— Supplied material —
= = = = = = =
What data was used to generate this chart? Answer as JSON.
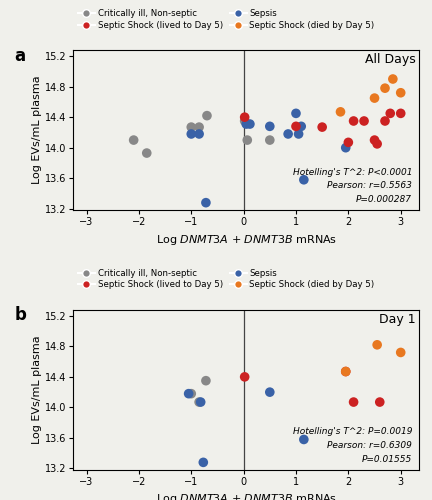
{
  "panel_a": {
    "title": "All Days",
    "grey_x": [
      -2.1,
      -1.85,
      -1.0,
      -0.85,
      -0.7,
      0.02,
      0.07,
      0.5
    ],
    "grey_y": [
      14.1,
      13.93,
      14.27,
      14.27,
      14.42,
      14.35,
      14.1,
      14.1
    ],
    "blue_x": [
      -1.0,
      -0.85,
      0.05,
      0.12,
      0.5,
      0.85,
      1.0,
      1.05,
      1.1,
      1.95,
      -0.72,
      1.15
    ],
    "blue_y": [
      14.18,
      14.18,
      14.31,
      14.31,
      14.28,
      14.18,
      14.45,
      14.18,
      14.28,
      14.0,
      13.28,
      13.58
    ],
    "red_x": [
      0.02,
      1.0,
      1.5,
      2.0,
      2.1,
      2.3,
      2.5,
      2.7,
      2.8,
      3.0,
      2.55
    ],
    "red_y": [
      14.4,
      14.28,
      14.27,
      14.07,
      14.35,
      14.35,
      14.1,
      14.35,
      14.45,
      14.45,
      14.05
    ],
    "orange_x": [
      1.85,
      2.5,
      2.7,
      2.85,
      3.0
    ],
    "orange_y": [
      14.47,
      14.65,
      14.78,
      14.9,
      14.72
    ],
    "annot1": "Hotelling's T^2: ",
    "annot1b": "P<0.0001",
    "annot2": "Pearson: ",
    "annot2b": "r",
    "annot2c": "=0.5563",
    "annot3": "P",
    "annot3b": "=0.000287"
  },
  "panel_b": {
    "title": "Day 1",
    "grey_x": [
      -0.72,
      -1.0,
      -0.85
    ],
    "grey_y": [
      14.35,
      14.18,
      14.07
    ],
    "blue_x": [
      -1.05,
      -0.82,
      0.5,
      1.15,
      -0.77
    ],
    "blue_y": [
      14.18,
      14.07,
      14.2,
      13.58,
      13.28
    ],
    "red_x": [
      0.02,
      1.95,
      2.1,
      2.6
    ],
    "red_y": [
      14.4,
      14.47,
      14.07,
      14.07
    ],
    "orange_x": [
      1.95,
      2.55,
      3.0
    ],
    "orange_y": [
      14.47,
      14.82,
      14.72
    ],
    "annot1": "Hotelling's T^2: ",
    "annot1b": "P=0.0019",
    "annot2": "Pearson: ",
    "annot2b": "r",
    "annot2c": "=0.6309",
    "annot3": "P",
    "annot3b": "=0.01555"
  },
  "xlim": [
    -3.25,
    3.35
  ],
  "ylim": [
    13.18,
    15.28
  ],
  "xticks": [
    -3,
    -2,
    -1,
    0,
    1,
    2,
    3
  ],
  "yticks": [
    13.2,
    13.6,
    14.0,
    14.4,
    14.8,
    15.2
  ],
  "ylabel": "Log EVs/mL plasma",
  "color_grey": "#888888",
  "color_blue": "#3a62a7",
  "color_red": "#cc2222",
  "color_orange": "#e87820",
  "marker_size": 48,
  "bg_color": "#f0f0eb",
  "legend_labels": [
    "Critically ill, Non-septic",
    "Sepsis",
    "Septic Shock (lived to Day 5)",
    "Septic Shock (died by Day 5)"
  ]
}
= = = = = = =
— Objective —
Strip out the pictures and quote the remaining data word for word.

— Exercise answer —
What data was used to generate this chart? Answer as JSON.
{
  "panel_a": {
    "title": "All Days",
    "grey_x": [
      -2.1,
      -1.85,
      -1.0,
      -0.85,
      -0.7,
      0.02,
      0.07,
      0.5
    ],
    "grey_y": [
      14.1,
      13.93,
      14.27,
      14.27,
      14.42,
      14.35,
      14.1,
      14.1
    ],
    "blue_x": [
      -1.0,
      -0.85,
      0.05,
      0.12,
      0.5,
      0.85,
      1.0,
      1.05,
      1.1,
      1.95,
      -0.72,
      1.15
    ],
    "blue_y": [
      14.18,
      14.18,
      14.31,
      14.31,
      14.28,
      14.18,
      14.45,
      14.18,
      14.28,
      14.0,
      13.28,
      13.58
    ],
    "red_x": [
      0.02,
      1.0,
      1.5,
      2.0,
      2.1,
      2.3,
      2.5,
      2.7,
      2.8,
      3.0,
      2.55
    ],
    "red_y": [
      14.4,
      14.28,
      14.27,
      14.07,
      14.35,
      14.35,
      14.1,
      14.35,
      14.45,
      14.45,
      14.05
    ],
    "orange_x": [
      1.85,
      2.5,
      2.7,
      2.85,
      3.0
    ],
    "orange_y": [
      14.47,
      14.65,
      14.78,
      14.9,
      14.72
    ],
    "annot1": "Hotelling's T^2: ",
    "annot1b": "P<0.0001",
    "annot2": "Pearson: ",
    "annot2b": "r",
    "annot2c": "=0.5563",
    "annot3": "P",
    "annot3b": "=0.000287"
  },
  "panel_b": {
    "title": "Day 1",
    "grey_x": [
      -0.72,
      -1.0,
      -0.85
    ],
    "grey_y": [
      14.35,
      14.18,
      14.07
    ],
    "blue_x": [
      -1.05,
      -0.82,
      0.5,
      1.15,
      -0.77
    ],
    "blue_y": [
      14.18,
      14.07,
      14.2,
      13.58,
      13.28
    ],
    "red_x": [
      0.02,
      1.95,
      2.1,
      2.6
    ],
    "red_y": [
      14.4,
      14.47,
      14.07,
      14.07
    ],
    "orange_x": [
      1.95,
      2.55,
      3.0
    ],
    "orange_y": [
      14.47,
      14.82,
      14.72
    ],
    "annot1": "Hotelling's T^2: ",
    "annot1b": "P=0.0019",
    "annot2": "Pearson: ",
    "annot2b": "r",
    "annot2c": "=0.6309",
    "annot3": "P",
    "annot3b": "=0.01555"
  },
  "xlim": [
    -3.25,
    3.35
  ],
  "ylim": [
    13.18,
    15.28
  ],
  "xticks": [
    -3,
    -2,
    -1,
    0,
    1,
    2,
    3
  ],
  "yticks": [
    13.2,
    13.6,
    14.0,
    14.4,
    14.8,
    15.2
  ],
  "ylabel": "Log EVs/mL plasma",
  "color_grey": "#888888",
  "color_blue": "#3a62a7",
  "color_red": "#cc2222",
  "color_orange": "#e87820",
  "marker_size": 48,
  "bg_color": "#f0f0eb",
  "legend_labels": [
    "Critically ill, Non-septic",
    "Sepsis",
    "Septic Shock (lived to Day 5)",
    "Septic Shock (died by Day 5)"
  ]
}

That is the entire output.